● GOAL OF THE EXERCISE: The entries are to be returned exactly, with images left out.

Data entries:
▶
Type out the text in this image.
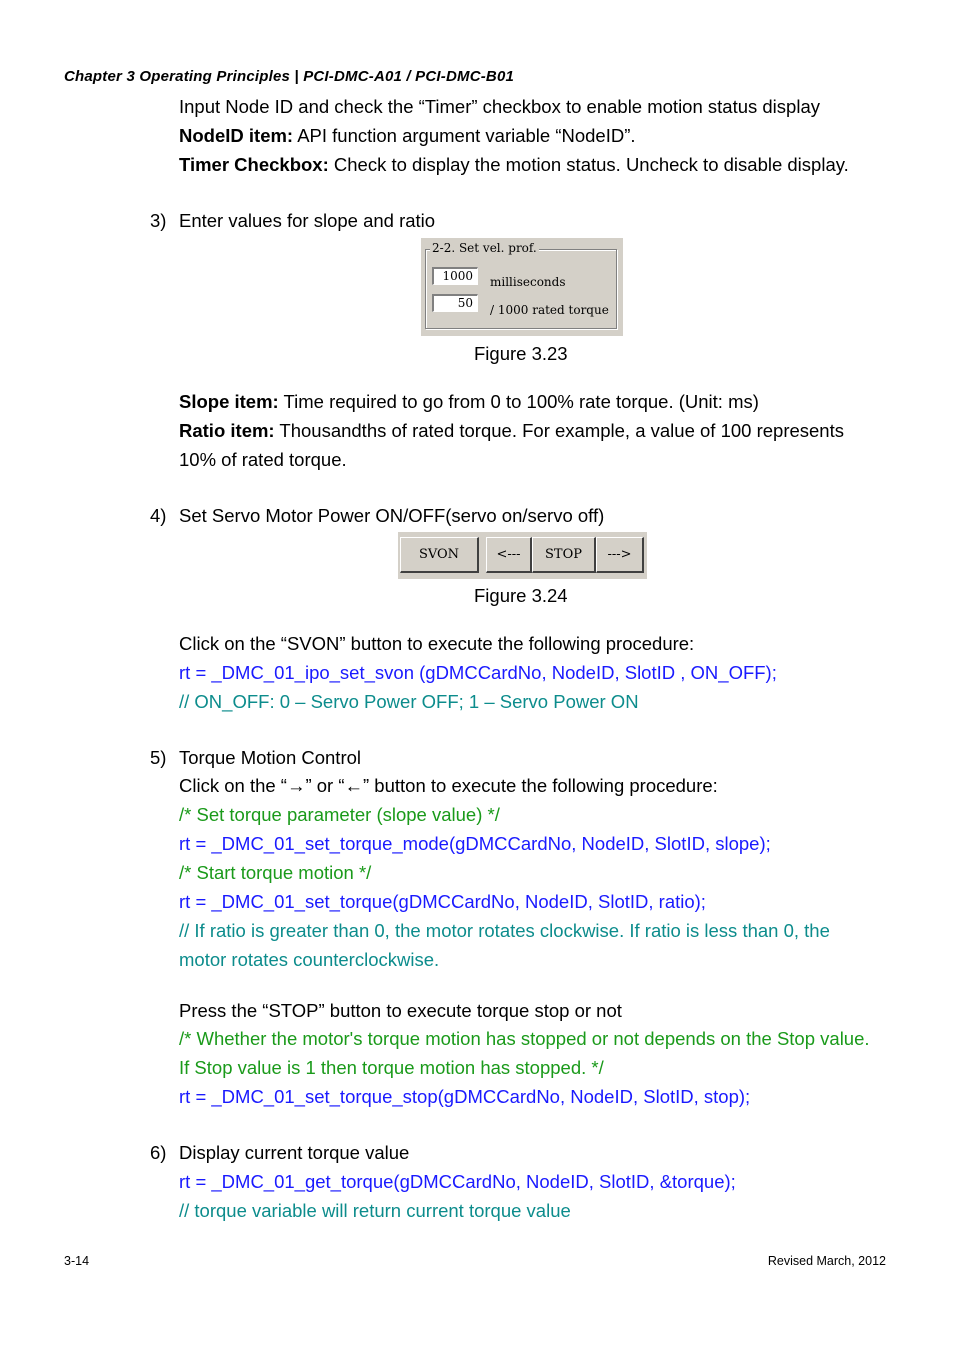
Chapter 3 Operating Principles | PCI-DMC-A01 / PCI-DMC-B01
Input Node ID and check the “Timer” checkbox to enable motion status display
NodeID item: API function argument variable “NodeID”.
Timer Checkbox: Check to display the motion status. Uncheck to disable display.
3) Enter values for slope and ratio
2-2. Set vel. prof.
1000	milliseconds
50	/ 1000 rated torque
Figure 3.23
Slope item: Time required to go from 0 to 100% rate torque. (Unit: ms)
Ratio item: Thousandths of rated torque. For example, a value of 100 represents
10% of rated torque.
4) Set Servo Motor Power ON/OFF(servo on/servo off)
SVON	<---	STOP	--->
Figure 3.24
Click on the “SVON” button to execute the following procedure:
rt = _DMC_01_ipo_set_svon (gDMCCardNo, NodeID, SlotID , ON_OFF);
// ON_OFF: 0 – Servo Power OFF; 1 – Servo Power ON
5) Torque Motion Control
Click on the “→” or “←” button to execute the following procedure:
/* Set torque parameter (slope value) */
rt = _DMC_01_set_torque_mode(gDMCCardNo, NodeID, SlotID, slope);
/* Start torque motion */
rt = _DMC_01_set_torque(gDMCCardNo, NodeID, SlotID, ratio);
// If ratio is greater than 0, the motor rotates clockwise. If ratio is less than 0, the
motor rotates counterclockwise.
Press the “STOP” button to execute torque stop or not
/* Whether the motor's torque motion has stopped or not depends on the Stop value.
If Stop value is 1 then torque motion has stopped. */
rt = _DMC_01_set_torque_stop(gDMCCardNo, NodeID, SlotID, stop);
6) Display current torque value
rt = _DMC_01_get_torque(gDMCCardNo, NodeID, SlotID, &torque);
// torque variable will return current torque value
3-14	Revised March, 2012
◀
● RESPONSE TO THE TASK:
Type out the text in this image.
Chapter 3 Operating Principles | PCI-DMC-A01 / PCI-DMC-B01
Input Node ID and check the “Timer” checkbox to enable motion status display
NodeID item: API function argument variable “NodeID”.
Timer Checkbox: Check to display the motion status. Uncheck to disable display.
3) Enter values for slope and ratio
2-2. Set vel. prof.
1000	milliseconds
50	/ 1000 rated torque
Figure 3.23
Slope item: Time required to go from 0 to 100% rate torque. (Unit: ms)
Ratio item: Thousandths of rated torque. For example, a value of 100 represents
10% of rated torque.
4) Set Servo Motor Power ON/OFF(servo on/servo off)
SVON	<---	STOP	--->
Figure 3.24
Click on the “SVON” button to execute the following procedure:
rt = _DMC_01_ipo_set_svon (gDMCCardNo, NodeID, SlotID , ON_OFF);
// ON_OFF: 0 – Servo Power OFF; 1 – Servo Power ON
5) Torque Motion Control
Click on the “→” or “←” button to execute the following procedure:
/* Set torque parameter (slope value) */
rt = _DMC_01_set_torque_mode(gDMCCardNo, NodeID, SlotID, slope);
/* Start torque motion */
rt = _DMC_01_set_torque(gDMCCardNo, NodeID, SlotID, ratio);
// If ratio is greater than 0, the motor rotates clockwise. If ratio is less than 0, the
motor rotates counterclockwise.
Press the “STOP” button to execute torque stop or not
/* Whether the motor's torque motion has stopped or not depends on the Stop value.
If Stop value is 1 then torque motion has stopped. */
rt = _DMC_01_set_torque_stop(gDMCCardNo, NodeID, SlotID, stop);
6) Display current torque value
rt = _DMC_01_get_torque(gDMCCardNo, NodeID, SlotID, &torque);
// torque variable will return current torque value
3-14	Revised March, 2012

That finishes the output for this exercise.